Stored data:
■ ■ ■ ■ ■ ■ ■

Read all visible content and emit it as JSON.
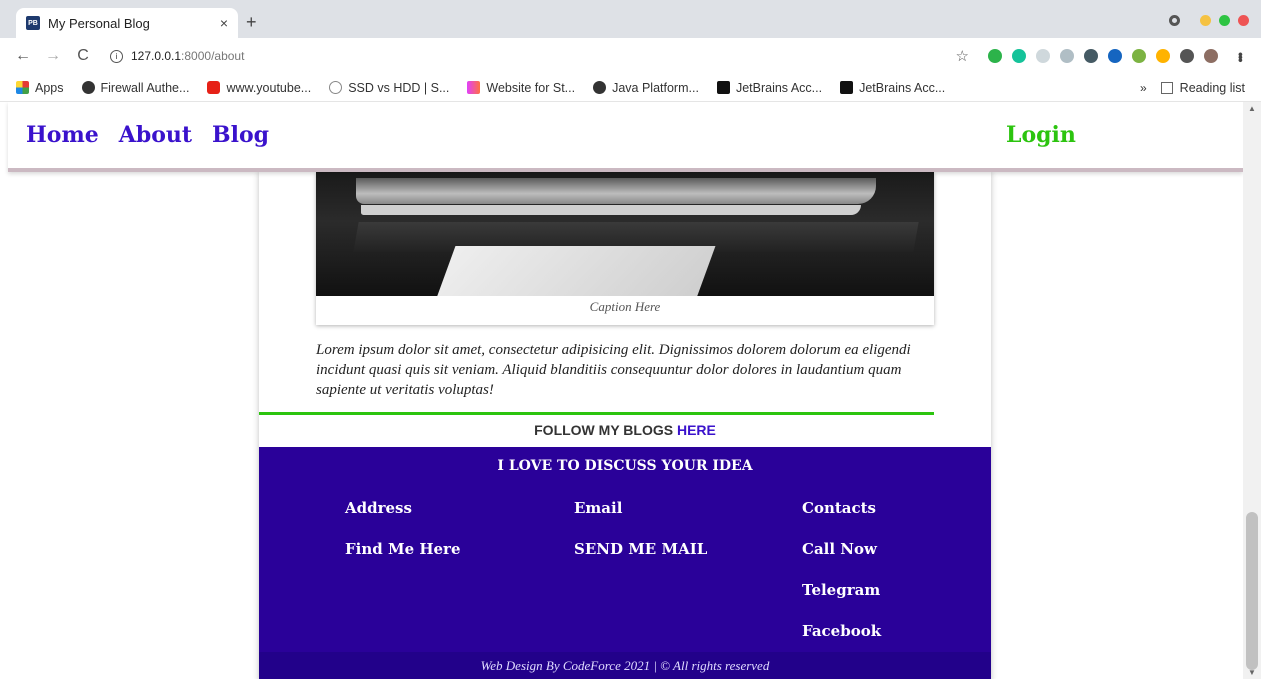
{
  "browser": {
    "tab_title": "My Personal Blog",
    "tab_favicon_text": "PB",
    "tab_close": "×",
    "new_tab": "+",
    "url_host": "127.0.0.1",
    "url_path": ":8000/about",
    "back": "←",
    "forward": "→",
    "reload": "C",
    "star": "☆",
    "bookmarks": [
      {
        "label": "Apps",
        "icon": "apps-grid-icon",
        "color": "#e53935"
      },
      {
        "label": "Firewall Authe...",
        "icon": "globe-icon",
        "color": "#333333"
      },
      {
        "label": "www.youtube...",
        "icon": "youtube-icon",
        "color": "#e62117"
      },
      {
        "label": "SSD vs HDD | S...",
        "icon": "site-icon",
        "color": "#888888"
      },
      {
        "label": "Website for St...",
        "icon": "w-logo-icon",
        "color": "#e040fb"
      },
      {
        "label": "Java Platform...",
        "icon": "globe-icon",
        "color": "#333333"
      },
      {
        "label": "JetBrains Acc...",
        "icon": "jetbrains-icon",
        "color": "#111111"
      },
      {
        "label": "JetBrains Acc...",
        "icon": "jetbrains-icon",
        "color": "#111111"
      }
    ],
    "bookmarks_more": "»",
    "reading_list": "Reading list"
  },
  "nav": {
    "home": "Home",
    "about": "About",
    "blog": "Blog",
    "login": "Login"
  },
  "article": {
    "caption": "Caption Here",
    "body": "Lorem ipsum dolor sit amet, consectetur adipisicing elit. Dignissimos dolorem dolorum ea eligendi incidunt quasi quis sit veniam. Aliquid blanditiis consequuntur dolor dolores in laudantium quam sapiente ut veritatis voluptas!",
    "follow_text": "FOLLOW MY BLOGS ",
    "follow_link": "HERE"
  },
  "footer": {
    "title": "I LOVE TO DISCUSS YOUR IDEA",
    "address_head": "Address",
    "address_item": "Find Me Here",
    "email_head": "Email",
    "email_item": "SEND ME MAIL",
    "contacts_head": "Contacts",
    "contacts_items": [
      "Call Now",
      "Telegram",
      "Facebook"
    ],
    "copyright": "Web Design By CodeForce 2021 | © All rights reserved"
  },
  "colors": {
    "nav_link": "#3a12cc",
    "login": "#2cc40f",
    "footer_bg": "#2a0199",
    "accent_line": "#2cc40f"
  }
}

■ ■ ■ ■ ■ ■ ■

Exercise requirements
Return a copy of every line that includes the word "youtube".

Answer in full
        "label": "www.youtube...",
        "icon": "youtube-icon",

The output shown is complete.